### [TASK BRIEF]
Pull every line containing the word "name" from the records.

### [DATA PROVIDED]
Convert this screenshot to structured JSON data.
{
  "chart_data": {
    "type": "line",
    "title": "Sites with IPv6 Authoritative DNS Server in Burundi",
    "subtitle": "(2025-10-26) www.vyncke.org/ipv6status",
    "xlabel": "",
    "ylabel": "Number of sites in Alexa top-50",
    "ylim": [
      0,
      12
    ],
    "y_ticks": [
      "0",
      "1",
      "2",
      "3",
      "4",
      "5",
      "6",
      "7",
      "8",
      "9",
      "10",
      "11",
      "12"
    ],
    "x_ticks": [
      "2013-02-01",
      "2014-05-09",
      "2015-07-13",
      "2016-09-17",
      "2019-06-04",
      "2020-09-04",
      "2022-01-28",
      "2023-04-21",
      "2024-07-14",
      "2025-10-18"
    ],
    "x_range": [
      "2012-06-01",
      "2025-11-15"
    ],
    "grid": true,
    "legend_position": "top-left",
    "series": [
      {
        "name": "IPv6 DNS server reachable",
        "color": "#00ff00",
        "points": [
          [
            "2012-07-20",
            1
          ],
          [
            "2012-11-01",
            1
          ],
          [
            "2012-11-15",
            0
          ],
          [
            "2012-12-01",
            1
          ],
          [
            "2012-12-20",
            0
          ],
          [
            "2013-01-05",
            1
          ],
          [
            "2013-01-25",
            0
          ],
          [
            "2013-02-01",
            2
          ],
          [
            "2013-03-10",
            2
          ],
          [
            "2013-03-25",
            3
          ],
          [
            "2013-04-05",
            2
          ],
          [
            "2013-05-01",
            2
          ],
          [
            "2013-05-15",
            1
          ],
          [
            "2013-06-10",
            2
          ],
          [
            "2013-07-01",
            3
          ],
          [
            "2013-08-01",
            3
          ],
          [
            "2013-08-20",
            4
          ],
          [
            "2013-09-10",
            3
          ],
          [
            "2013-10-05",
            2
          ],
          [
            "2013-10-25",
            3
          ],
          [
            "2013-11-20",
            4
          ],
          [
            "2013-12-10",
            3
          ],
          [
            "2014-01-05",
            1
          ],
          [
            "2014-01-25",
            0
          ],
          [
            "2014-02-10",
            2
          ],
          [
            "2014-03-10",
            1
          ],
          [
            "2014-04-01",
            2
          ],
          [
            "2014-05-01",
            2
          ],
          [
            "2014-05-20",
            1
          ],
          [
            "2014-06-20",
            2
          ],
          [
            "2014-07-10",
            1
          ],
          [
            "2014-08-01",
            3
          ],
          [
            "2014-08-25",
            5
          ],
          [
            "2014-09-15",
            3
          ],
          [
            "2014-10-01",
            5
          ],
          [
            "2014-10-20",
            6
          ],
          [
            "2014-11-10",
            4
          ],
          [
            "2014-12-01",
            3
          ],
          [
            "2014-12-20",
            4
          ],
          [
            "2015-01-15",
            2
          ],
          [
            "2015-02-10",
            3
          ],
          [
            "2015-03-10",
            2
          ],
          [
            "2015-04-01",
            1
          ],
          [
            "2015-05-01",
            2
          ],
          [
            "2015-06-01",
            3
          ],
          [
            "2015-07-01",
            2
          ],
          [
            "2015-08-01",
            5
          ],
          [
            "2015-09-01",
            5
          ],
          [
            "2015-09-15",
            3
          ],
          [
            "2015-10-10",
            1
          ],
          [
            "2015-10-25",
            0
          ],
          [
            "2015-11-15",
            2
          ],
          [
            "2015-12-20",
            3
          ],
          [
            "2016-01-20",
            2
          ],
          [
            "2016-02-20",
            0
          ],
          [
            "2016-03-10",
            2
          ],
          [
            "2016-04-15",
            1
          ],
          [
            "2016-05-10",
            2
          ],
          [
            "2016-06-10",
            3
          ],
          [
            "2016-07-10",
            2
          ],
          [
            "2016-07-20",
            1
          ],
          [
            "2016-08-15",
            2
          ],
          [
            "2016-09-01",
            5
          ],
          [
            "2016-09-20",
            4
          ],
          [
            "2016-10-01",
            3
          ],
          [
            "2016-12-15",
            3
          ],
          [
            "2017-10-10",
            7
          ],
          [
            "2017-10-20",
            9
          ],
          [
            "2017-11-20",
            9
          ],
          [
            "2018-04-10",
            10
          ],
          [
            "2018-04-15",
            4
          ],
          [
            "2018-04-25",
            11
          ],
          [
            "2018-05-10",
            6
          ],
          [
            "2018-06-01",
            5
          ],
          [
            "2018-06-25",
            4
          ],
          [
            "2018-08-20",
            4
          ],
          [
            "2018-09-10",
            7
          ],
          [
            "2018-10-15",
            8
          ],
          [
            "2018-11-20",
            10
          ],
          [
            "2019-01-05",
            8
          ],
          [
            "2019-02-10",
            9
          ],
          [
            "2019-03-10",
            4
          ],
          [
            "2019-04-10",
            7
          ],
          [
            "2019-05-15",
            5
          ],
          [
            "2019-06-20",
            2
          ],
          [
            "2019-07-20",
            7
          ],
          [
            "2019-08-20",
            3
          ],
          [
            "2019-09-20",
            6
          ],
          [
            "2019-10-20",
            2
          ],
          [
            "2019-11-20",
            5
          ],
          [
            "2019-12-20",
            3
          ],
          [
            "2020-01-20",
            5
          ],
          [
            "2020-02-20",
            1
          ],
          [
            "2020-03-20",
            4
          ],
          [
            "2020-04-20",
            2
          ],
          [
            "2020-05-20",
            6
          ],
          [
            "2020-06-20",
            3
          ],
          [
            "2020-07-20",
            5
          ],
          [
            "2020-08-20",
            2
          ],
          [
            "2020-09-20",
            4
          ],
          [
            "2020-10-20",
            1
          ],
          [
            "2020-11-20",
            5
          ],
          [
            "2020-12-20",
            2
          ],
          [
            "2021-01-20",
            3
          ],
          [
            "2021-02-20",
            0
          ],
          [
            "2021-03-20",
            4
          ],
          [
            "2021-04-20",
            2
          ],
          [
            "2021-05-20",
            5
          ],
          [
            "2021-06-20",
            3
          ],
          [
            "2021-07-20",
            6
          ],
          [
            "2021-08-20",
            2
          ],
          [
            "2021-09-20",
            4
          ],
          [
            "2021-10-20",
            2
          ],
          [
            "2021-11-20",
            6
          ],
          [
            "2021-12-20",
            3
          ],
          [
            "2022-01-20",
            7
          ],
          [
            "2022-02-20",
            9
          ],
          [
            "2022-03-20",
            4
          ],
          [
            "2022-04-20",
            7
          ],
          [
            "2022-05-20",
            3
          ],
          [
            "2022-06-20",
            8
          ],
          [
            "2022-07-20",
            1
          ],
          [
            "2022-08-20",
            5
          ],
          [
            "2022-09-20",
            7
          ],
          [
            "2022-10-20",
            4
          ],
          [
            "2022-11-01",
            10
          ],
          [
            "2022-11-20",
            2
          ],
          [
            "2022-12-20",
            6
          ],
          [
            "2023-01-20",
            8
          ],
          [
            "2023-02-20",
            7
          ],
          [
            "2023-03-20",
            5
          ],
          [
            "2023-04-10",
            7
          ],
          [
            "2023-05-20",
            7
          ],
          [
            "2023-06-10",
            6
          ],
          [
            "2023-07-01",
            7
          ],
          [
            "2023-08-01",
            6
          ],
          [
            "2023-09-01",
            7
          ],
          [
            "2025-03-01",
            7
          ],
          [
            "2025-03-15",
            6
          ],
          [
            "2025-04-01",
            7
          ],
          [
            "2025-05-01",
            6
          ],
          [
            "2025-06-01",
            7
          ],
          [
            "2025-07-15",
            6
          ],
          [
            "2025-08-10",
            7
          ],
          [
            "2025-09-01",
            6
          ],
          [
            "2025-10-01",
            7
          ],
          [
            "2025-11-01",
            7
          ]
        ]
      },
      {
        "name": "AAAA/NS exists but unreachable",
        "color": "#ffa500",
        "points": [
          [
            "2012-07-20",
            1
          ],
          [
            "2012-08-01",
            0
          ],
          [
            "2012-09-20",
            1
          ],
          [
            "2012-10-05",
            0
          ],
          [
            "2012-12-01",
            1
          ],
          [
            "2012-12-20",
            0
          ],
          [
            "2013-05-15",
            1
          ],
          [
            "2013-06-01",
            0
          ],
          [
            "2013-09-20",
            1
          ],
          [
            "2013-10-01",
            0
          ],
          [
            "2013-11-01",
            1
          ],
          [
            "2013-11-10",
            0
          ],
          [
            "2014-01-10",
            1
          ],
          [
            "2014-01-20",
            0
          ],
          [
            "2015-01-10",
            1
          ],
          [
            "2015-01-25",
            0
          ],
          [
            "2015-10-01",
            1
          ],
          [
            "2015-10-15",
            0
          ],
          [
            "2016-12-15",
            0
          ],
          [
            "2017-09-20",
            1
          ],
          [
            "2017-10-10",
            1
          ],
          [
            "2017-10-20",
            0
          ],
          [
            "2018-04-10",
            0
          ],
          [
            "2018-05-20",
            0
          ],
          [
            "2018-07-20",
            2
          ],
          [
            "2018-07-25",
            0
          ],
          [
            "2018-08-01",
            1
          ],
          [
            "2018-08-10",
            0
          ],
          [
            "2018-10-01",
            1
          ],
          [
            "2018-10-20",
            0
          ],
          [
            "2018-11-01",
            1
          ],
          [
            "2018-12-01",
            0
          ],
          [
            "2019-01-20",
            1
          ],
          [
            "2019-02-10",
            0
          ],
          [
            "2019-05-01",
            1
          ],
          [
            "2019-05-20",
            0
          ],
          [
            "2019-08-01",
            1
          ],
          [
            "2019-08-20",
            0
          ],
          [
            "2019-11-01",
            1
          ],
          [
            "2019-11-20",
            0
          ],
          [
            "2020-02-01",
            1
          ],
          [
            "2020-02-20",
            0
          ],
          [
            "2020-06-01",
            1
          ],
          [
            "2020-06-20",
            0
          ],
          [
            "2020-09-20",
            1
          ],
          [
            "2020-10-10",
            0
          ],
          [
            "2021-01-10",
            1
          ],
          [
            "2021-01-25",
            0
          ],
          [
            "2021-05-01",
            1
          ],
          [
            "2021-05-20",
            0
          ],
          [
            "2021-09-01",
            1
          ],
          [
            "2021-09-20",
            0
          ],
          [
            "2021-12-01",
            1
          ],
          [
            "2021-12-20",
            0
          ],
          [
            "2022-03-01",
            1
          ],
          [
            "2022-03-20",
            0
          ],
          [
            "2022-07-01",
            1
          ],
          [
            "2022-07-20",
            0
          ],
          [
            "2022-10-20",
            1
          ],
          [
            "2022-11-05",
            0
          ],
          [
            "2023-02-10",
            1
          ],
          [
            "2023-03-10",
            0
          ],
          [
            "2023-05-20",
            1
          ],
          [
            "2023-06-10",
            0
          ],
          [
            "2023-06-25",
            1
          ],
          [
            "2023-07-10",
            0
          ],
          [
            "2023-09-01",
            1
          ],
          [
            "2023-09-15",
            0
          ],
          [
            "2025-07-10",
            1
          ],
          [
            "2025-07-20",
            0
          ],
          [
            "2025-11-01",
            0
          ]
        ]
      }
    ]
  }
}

### [PROBLEM SOLUTION]
        "name": "IPv6 DNS server reachable",
        "name": "AAAA/NS exists but unreachable",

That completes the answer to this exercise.